**Task instructions:**
(a) In the clinical Q&A text, what CAGE score counts as clinically significant?
(b) List the four questions that make up the CAGE questionnaire in the clinical Q&A text.
[[ Document extract open ]]
What is the CAGE questionnaire and when should I use it?

The CAGE questionnaire is a four-item validated screen for alcohol misuse: Have you ever felt you needed to Cut down on your drinking? Have people ever Annoyed you by criticising your drinking? Have you ever felt Guilty about drinking? Have you ever needed a drink first thing in the morning (Eye-opener) to steady your nerves or get rid of a hangover? A score of 2 or more is considered clinically significant and warrants further assessment. CAGE is useful as a brief initial screen, but the AUDIT (Alcohol Use Disorders Identification Test) provides a more comprehensive assessment of quantity, frequency, and alcohol-related harm and is recommended by NICE.

What should I do if a patient refuses to consent to a collateral history?

You should respect the patient's wishes and document that they have declined consent for contact with a third party. Record the limitations this places on the completeness of your assessment. In most circumstances, you should proceed with what information you have from the patient themselves, supplemented by information already in the medical record (to which you have access without the need for specific consent). You can still receive information from a carer or family member who contacts you, but you should not confirm or deny the patient's involvement in services without the patient's consent. If there is an immediate risk to life, the threshold for acting without full consent is lower and you should seek urgent senior advice.
[[ Document extract closed ]]
[[ Extracted records open ]]
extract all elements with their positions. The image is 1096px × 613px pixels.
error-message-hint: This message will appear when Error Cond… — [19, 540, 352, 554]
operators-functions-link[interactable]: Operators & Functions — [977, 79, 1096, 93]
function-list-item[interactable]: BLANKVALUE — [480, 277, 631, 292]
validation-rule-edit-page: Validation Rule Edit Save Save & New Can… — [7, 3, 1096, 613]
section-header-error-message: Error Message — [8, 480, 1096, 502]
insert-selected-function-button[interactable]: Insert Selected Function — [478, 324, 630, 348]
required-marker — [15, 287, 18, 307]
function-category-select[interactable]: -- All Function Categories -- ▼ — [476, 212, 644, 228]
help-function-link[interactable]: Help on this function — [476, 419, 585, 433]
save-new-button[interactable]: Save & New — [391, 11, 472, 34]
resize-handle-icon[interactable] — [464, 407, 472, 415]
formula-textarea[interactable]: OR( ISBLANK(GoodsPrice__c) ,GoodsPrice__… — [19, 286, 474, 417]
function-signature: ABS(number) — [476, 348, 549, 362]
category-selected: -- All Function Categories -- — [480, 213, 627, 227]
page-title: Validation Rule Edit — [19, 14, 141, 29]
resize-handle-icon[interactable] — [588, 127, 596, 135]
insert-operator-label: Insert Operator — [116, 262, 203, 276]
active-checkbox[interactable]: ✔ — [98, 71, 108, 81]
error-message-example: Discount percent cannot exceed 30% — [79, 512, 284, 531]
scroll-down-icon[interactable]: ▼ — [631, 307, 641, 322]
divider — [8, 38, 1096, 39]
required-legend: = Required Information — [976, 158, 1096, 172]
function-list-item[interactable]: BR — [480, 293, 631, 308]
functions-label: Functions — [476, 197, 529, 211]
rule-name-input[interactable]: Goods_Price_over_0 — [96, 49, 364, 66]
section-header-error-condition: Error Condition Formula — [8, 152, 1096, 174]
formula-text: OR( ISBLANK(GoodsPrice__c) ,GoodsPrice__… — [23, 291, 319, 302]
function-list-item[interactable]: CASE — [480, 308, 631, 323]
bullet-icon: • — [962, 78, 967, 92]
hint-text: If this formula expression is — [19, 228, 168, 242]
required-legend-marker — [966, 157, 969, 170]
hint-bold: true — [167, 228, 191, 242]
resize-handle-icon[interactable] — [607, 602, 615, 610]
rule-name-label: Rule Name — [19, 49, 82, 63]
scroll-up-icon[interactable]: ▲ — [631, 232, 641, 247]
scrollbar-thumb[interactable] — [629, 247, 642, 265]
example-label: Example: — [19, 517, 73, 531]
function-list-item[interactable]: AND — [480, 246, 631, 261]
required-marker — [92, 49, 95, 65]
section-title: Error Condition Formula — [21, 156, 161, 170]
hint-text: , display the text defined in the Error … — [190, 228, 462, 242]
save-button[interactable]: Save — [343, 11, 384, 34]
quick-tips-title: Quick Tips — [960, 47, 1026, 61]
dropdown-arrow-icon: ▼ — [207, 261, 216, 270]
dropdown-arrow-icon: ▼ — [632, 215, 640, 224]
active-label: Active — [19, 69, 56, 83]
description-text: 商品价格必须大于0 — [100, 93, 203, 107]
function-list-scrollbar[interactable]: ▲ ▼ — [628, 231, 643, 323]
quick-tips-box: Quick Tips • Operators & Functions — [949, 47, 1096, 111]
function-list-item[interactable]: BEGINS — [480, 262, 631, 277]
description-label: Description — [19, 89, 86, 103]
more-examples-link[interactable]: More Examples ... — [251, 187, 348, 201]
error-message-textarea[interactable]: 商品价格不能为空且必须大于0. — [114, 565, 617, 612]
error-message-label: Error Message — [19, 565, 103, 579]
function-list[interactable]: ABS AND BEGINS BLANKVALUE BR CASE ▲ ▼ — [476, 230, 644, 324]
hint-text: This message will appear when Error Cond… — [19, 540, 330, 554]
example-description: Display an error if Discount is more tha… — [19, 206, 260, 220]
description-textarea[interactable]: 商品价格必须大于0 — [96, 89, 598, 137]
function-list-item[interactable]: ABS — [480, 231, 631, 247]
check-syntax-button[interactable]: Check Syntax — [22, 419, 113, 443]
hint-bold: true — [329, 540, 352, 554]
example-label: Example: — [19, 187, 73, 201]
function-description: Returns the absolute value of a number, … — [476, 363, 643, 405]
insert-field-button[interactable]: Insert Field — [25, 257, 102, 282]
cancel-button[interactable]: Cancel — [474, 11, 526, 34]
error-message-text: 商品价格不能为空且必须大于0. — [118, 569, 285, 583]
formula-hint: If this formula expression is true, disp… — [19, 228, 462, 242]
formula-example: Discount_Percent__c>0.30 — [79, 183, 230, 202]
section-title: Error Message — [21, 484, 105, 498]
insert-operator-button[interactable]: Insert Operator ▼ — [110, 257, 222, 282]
[[ Extracted records closed ]]
**Responses in order:**
(a) A score of 2 or more.

(b)
- Have you ever felt you needed to cut down on your drinking?
- Have people ever annoyed you by criticizing your drinking?
- Have you ever felt guilty about drinking?
- Have you ever needed a drink first thing in the morning (eye-opener) to steady your nerves or get rid of a hangover?